• **Exercise brief**
Give an exact copy of every entry.

Start of Data under study

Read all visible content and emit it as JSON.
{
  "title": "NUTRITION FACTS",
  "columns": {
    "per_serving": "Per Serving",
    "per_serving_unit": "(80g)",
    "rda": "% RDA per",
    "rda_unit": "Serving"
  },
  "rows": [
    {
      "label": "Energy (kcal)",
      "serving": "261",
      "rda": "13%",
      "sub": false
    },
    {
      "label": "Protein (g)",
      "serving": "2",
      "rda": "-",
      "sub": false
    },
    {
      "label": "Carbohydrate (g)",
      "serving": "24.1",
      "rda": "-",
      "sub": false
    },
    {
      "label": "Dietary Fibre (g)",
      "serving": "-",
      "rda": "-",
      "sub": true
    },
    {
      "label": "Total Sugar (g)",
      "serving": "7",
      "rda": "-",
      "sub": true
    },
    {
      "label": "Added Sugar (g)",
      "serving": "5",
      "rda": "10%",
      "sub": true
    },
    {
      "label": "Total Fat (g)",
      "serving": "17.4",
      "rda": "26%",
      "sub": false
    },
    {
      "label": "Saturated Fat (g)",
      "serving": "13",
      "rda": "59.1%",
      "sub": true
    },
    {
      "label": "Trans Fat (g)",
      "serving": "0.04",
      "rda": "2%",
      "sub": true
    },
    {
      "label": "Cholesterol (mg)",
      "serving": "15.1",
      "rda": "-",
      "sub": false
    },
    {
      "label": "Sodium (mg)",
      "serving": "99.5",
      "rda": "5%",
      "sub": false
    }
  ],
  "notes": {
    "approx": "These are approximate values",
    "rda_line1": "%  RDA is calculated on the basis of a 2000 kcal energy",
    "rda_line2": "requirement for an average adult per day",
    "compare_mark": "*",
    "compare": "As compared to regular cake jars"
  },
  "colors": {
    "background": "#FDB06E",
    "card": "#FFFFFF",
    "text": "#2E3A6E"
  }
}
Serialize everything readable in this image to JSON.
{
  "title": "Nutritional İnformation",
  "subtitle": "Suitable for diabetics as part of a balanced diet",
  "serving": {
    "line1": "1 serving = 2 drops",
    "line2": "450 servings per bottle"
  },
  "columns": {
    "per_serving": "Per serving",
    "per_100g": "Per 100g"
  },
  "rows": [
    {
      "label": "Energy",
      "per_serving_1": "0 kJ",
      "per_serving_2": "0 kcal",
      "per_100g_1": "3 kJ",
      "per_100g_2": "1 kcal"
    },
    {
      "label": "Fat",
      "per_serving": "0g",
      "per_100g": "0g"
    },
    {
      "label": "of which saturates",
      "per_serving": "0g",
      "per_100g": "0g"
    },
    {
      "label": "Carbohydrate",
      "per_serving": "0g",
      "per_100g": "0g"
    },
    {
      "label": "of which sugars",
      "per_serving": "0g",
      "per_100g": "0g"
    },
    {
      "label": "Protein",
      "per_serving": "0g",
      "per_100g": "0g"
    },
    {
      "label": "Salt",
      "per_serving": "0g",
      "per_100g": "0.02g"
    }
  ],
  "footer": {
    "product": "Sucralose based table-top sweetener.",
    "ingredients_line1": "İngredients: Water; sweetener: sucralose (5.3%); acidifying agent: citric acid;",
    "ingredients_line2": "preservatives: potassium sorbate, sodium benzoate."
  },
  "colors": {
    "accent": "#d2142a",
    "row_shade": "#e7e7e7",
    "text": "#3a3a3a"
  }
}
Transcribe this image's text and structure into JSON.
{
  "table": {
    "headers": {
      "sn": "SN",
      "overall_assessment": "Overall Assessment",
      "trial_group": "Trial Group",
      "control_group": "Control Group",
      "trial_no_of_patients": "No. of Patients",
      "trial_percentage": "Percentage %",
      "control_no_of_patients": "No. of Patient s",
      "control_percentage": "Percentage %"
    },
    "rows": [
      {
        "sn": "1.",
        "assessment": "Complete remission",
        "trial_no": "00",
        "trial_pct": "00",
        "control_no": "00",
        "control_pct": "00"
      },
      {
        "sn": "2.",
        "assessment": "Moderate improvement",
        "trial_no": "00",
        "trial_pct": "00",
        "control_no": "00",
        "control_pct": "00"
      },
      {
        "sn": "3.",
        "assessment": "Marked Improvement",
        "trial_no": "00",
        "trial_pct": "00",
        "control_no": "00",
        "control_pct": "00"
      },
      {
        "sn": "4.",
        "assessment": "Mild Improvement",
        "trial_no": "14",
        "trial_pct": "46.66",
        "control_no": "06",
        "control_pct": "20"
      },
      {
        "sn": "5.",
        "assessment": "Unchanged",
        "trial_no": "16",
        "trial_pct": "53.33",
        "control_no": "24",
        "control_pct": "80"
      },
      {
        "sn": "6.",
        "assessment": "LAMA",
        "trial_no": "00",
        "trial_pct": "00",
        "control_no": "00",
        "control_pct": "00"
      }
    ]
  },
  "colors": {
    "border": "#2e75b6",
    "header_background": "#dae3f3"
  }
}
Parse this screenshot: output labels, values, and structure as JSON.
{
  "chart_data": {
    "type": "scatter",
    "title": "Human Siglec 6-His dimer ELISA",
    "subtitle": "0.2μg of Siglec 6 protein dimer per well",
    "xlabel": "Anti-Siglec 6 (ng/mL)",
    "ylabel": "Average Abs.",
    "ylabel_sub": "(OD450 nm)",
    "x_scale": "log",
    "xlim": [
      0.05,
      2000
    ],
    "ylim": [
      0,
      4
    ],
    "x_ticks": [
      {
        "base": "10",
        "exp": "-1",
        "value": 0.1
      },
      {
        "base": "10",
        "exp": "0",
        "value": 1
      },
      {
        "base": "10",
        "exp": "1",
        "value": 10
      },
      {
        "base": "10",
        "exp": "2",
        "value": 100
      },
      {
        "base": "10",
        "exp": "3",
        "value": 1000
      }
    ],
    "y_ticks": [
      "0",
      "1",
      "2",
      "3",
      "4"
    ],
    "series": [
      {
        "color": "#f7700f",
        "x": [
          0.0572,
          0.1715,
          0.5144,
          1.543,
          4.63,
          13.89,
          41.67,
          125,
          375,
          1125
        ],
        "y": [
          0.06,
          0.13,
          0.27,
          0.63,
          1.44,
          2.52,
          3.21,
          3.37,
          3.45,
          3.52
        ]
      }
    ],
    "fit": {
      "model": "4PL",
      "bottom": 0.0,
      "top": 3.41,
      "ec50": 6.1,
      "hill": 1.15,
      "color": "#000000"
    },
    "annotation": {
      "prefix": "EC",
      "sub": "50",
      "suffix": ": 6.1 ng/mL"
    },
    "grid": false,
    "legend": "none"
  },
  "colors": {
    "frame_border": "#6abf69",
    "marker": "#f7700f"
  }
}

End of Data under study

• **Worked solution**
Read all visible content and emit it as JSON.
{
  "title": "NUTRITION FACTS",
  "columns": {
    "per_serving": "Per Serving",
    "per_serving_unit": "(80g)",
    "rda": "% RDA per",
    "rda_unit": "Serving"
  },
  "rows": [
    {
      "label": "Energy (kcal)",
      "serving": "261",
      "rda": "13%",
      "sub": false
    },
    {
      "label": "Protein (g)",
      "serving": "2",
      "rda": "-",
      "sub": false
    },
    {
      "label": "Carbohydrate (g)",
      "serving": "24.1",
      "rda": "-",
      "sub": false
    },
    {
      "label": "Dietary Fibre (g)",
      "serving": "-",
      "rda": "-",
      "sub": true
    },
    {
      "label": "Total Sugar (g)",
      "serving": "7",
      "rda": "-",
      "sub": true
    },
    {
      "label": "Added Sugar (g)",
      "serving": "5",
      "rda": "10%",
      "sub": true
    },
    {
      "label": "Total Fat (g)",
      "serving": "17.4",
      "rda": "26%",
      "sub": false
    },
    {
      "label": "Saturated Fat (g)",
      "serving": "13",
      "rda": "59.1%",
      "sub": true
    },
    {
      "label": "Trans Fat (g)",
      "serving": "0.04",
      "rda": "2%",
      "sub": true
    },
    {
      "label": "Cholesterol (mg)",
      "serving": "15.1",
      "rda": "-",
      "sub": false
    },
    {
      "label": "Sodium (mg)",
      "serving": "99.5",
      "rda": "5%",
      "sub": false
    }
  ],
  "notes": {
    "approx": "These are approximate values",
    "rda_line1": "%  RDA is calculated on the basis of a 2000 kcal energy",
    "rda_line2": "requirement for an average adult per day",
    "compare_mark": "*",
    "compare": "As compared to regular cake jars"
  },
  "colors": {
    "background": "#FDB06E",
    "card": "#FFFFFF",
    "text": "#2E3A6E"
  }
}
Serialize everything readable in this image to JSON.
{
  "title": "Nutritional İnformation",
  "subtitle": "Suitable for diabetics as part of a balanced diet",
  "serving": {
    "line1": "1 serving = 2 drops",
    "line2": "450 servings per bottle"
  },
  "columns": {
    "per_serving": "Per serving",
    "per_100g": "Per 100g"
  },
  "rows": [
    {
      "label": "Energy",
      "per_serving_1": "0 kJ",
      "per_serving_2": "0 kcal",
      "per_100g_1": "3 kJ",
      "per_100g_2": "1 kcal"
    },
    {
      "label": "Fat",
      "per_serving": "0g",
      "per_100g": "0g"
    },
    {
      "label": "of which saturates",
      "per_serving": "0g",
      "per_100g": "0g"
    },
    {
      "label": "Carbohydrate",
      "per_serving": "0g",
      "per_100g": "0g"
    },
    {
      "label": "of which sugars",
      "per_serving": "0g",
      "per_100g": "0g"
    },
    {
      "label": "Protein",
      "per_serving": "0g",
      "per_100g": "0g"
    },
    {
      "label": "Salt",
      "per_serving": "0g",
      "per_100g": "0.02g"
    }
  ],
  "footer": {
    "product": "Sucralose based table-top sweetener.",
    "ingredients_line1": "İngredients: Water; sweetener: sucralose (5.3%); acidifying agent: citric acid;",
    "ingredients_line2": "preservatives: potassium sorbate, sodium benzoate."
  },
  "colors": {
    "accent": "#d2142a",
    "row_shade": "#e7e7e7",
    "text": "#3a3a3a"
  }
}
Transcribe this image's text and structure into JSON.
{
  "table": {
    "headers": {
      "sn": "SN",
      "overall_assessment": "Overall Assessment",
      "trial_group": "Trial Group",
      "control_group": "Control Group",
      "trial_no_of_patients": "No. of Patients",
      "trial_percentage": "Percentage %",
      "control_no_of_patients": "No. of Patient s",
      "control_percentage": "Percentage %"
    },
    "rows": [
      {
        "sn": "1.",
        "assessment": "Complete remission",
        "trial_no": "00",
        "trial_pct": "00",
        "control_no": "00",
        "control_pct": "00"
      },
      {
        "sn": "2.",
        "assessment": "Moderate improvement",
        "trial_no": "00",
        "trial_pct": "00",
        "control_no": "00",
        "control_pct": "00"
      },
      {
        "sn": "3.",
        "assessment": "Marked Improvement",
        "trial_no": "00",
        "trial_pct": "00",
        "control_no": "00",
        "control_pct": "00"
      },
      {
        "sn": "4.",
        "assessment": "Mild Improvement",
        "trial_no": "14",
        "trial_pct": "46.66",
        "control_no": "06",
        "control_pct": "20"
      },
      {
        "sn": "5.",
        "assessment": "Unchanged",
        "trial_no": "16",
        "trial_pct": "53.33",
        "control_no": "24",
        "control_pct": "80"
      },
      {
        "sn": "6.",
        "assessment": "LAMA",
        "trial_no": "00",
        "trial_pct": "00",
        "control_no": "00",
        "control_pct": "00"
      }
    ]
  },
  "colors": {
    "border": "#2e75b6",
    "header_background": "#dae3f3"
  }
}
Parse this screenshot: output labels, values, and structure as JSON.
{
  "chart_data": {
    "type": "scatter",
    "title": "Human Siglec 6-His dimer ELISA",
    "subtitle": "0.2μg of Siglec 6 protein dimer per well",
    "xlabel": "Anti-Siglec 6 (ng/mL)",
    "ylabel": "Average Abs.",
    "ylabel_sub": "(OD450 nm)",
    "x_scale": "log",
    "xlim": [
      0.05,
      2000
    ],
    "ylim": [
      0,
      4
    ],
    "x_ticks": [
      {
        "base": "10",
        "exp": "-1",
        "value": 0.1
      },
      {
        "base": "10",
        "exp": "0",
        "value": 1
      },
      {
        "base": "10",
        "exp": "1",
        "value": 10
      },
      {
        "base": "10",
        "exp": "2",
        "value": 100
      },
      {
        "base": "10",
        "exp": "3",
        "value": 1000
      }
    ],
    "y_ticks": [
      "0",
      "1",
      "2",
      "3",
      "4"
    ],
    "series": [
      {
        "color": "#f7700f",
        "x": [
          0.0572,
          0.1715,
          0.5144,
          1.543,
          4.63,
          13.89,
          41.67,
          125,
          375,
          1125
        ],
        "y": [
          0.06,
          0.13,
          0.27,
          0.63,
          1.44,
          2.52,
          3.21,
          3.37,
          3.45,
          3.52
        ]
      }
    ],
    "fit": {
      "model": "4PL",
      "bottom": 0.0,
      "top": 3.41,
      "ec50": 6.1,
      "hill": 1.15,
      "color": "#000000"
    },
    "annotation": {
      "prefix": "EC",
      "sub": "50",
      "suffix": ": 6.1 ng/mL"
    },
    "grid": false,
    "legend": "none"
  },
  "colors": {
    "frame_border": "#6abf69",
    "marker": "#f7700f"
  }
}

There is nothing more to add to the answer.